[GIVEN PROBLEM]
Repeat the full listing, word for word.

-- -- --

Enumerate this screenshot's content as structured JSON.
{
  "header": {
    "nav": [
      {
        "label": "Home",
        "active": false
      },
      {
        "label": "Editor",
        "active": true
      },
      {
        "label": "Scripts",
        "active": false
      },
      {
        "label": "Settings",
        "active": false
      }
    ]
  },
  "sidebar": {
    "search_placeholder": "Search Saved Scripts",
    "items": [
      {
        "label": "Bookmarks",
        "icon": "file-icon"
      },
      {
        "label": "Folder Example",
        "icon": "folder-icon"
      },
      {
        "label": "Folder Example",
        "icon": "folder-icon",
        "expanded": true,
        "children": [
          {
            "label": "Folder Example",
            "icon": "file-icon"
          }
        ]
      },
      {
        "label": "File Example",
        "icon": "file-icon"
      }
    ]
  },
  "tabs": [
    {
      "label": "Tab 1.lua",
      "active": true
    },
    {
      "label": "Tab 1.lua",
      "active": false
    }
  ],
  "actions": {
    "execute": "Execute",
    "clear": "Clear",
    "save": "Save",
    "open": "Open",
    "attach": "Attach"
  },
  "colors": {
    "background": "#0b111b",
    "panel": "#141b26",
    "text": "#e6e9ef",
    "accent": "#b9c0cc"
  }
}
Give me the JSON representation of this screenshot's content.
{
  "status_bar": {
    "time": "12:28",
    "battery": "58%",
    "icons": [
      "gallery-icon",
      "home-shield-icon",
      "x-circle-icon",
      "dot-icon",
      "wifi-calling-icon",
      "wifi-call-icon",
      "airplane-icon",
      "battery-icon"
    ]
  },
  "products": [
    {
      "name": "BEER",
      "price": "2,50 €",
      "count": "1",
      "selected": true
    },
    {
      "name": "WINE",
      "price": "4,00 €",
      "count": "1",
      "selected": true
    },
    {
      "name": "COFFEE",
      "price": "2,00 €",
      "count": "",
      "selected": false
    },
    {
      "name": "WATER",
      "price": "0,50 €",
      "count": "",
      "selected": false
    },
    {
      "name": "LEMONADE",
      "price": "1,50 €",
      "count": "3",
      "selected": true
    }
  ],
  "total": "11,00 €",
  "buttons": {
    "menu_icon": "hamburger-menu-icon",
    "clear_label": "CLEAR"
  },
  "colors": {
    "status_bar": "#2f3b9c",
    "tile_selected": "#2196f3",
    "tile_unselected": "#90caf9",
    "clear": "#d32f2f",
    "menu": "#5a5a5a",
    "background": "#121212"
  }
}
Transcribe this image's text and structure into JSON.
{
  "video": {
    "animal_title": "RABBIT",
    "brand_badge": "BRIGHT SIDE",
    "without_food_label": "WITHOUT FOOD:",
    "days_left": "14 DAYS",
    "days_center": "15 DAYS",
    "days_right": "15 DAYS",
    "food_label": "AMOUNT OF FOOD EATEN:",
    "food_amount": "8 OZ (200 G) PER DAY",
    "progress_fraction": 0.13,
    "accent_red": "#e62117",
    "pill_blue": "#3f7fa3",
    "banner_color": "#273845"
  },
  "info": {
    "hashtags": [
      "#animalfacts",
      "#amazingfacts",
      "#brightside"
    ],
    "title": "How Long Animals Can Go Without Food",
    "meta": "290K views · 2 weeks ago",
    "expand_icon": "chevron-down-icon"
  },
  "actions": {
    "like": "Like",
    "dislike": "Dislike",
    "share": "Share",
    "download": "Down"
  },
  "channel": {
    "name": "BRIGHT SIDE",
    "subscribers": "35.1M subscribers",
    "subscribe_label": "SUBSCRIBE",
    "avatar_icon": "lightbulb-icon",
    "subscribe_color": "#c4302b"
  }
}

-- -- --

[SOLUTION TO THE PROBLEM]
Enumerate this screenshot's content as structured JSON.
{
  "header": {
    "nav": [
      {
        "label": "Home",
        "active": false
      },
      {
        "label": "Editor",
        "active": true
      },
      {
        "label": "Scripts",
        "active": false
      },
      {
        "label": "Settings",
        "active": false
      }
    ]
  },
  "sidebar": {
    "search_placeholder": "Search Saved Scripts",
    "items": [
      {
        "label": "Bookmarks",
        "icon": "file-icon"
      },
      {
        "label": "Folder Example",
        "icon": "folder-icon"
      },
      {
        "label": "Folder Example",
        "icon": "folder-icon",
        "expanded": true,
        "children": [
          {
            "label": "Folder Example",
            "icon": "file-icon"
          }
        ]
      },
      {
        "label": "File Example",
        "icon": "file-icon"
      }
    ]
  },
  "tabs": [
    {
      "label": "Tab 1.lua",
      "active": true
    },
    {
      "label": "Tab 1.lua",
      "active": false
    }
  ],
  "actions": {
    "execute": "Execute",
    "clear": "Clear",
    "save": "Save",
    "open": "Open",
    "attach": "Attach"
  },
  "colors": {
    "background": "#0b111b",
    "panel": "#141b26",
    "text": "#e6e9ef",
    "accent": "#b9c0cc"
  }
}
Give me the JSON representation of this screenshot's content.
{
  "status_bar": {
    "time": "12:28",
    "battery": "58%",
    "icons": [
      "gallery-icon",
      "home-shield-icon",
      "x-circle-icon",
      "dot-icon",
      "wifi-calling-icon",
      "wifi-call-icon",
      "airplane-icon",
      "battery-icon"
    ]
  },
  "products": [
    {
      "name": "BEER",
      "price": "2,50 €",
      "count": "1",
      "selected": true
    },
    {
      "name": "WINE",
      "price": "4,00 €",
      "count": "1",
      "selected": true
    },
    {
      "name": "COFFEE",
      "price": "2,00 €",
      "count": "",
      "selected": false
    },
    {
      "name": "WATER",
      "price": "0,50 €",
      "count": "",
      "selected": false
    },
    {
      "name": "LEMONADE",
      "price": "1,50 €",
      "count": "3",
      "selected": true
    }
  ],
  "total": "11,00 €",
  "buttons": {
    "menu_icon": "hamburger-menu-icon",
    "clear_label": "CLEAR"
  },
  "colors": {
    "status_bar": "#2f3b9c",
    "tile_selected": "#2196f3",
    "tile_unselected": "#90caf9",
    "clear": "#d32f2f",
    "menu": "#5a5a5a",
    "background": "#121212"
  }
}
Transcribe this image's text and structure into JSON.
{
  "video": {
    "animal_title": "RABBIT",
    "brand_badge": "BRIGHT SIDE",
    "without_food_label": "WITHOUT FOOD:",
    "days_left": "14 DAYS",
    "days_center": "15 DAYS",
    "days_right": "15 DAYS",
    "food_label": "AMOUNT OF FOOD EATEN:",
    "food_amount": "8 OZ (200 G) PER DAY",
    "progress_fraction": 0.13,
    "accent_red": "#e62117",
    "pill_blue": "#3f7fa3",
    "banner_color": "#273845"
  },
  "info": {
    "hashtags": [
      "#animalfacts",
      "#amazingfacts",
      "#brightside"
    ],
    "title": "How Long Animals Can Go Without Food",
    "meta": "290K views · 2 weeks ago",
    "expand_icon": "chevron-down-icon"
  },
  "actions": {
    "like": "Like",
    "dislike": "Dislike",
    "share": "Share",
    "download": "Down"
  },
  "channel": {
    "name": "BRIGHT SIDE",
    "subscribers": "35.1M subscribers",
    "subscribe_label": "SUBSCRIBE",
    "avatar_icon": "lightbulb-icon",
    "subscribe_color": "#c4302b"
  }
}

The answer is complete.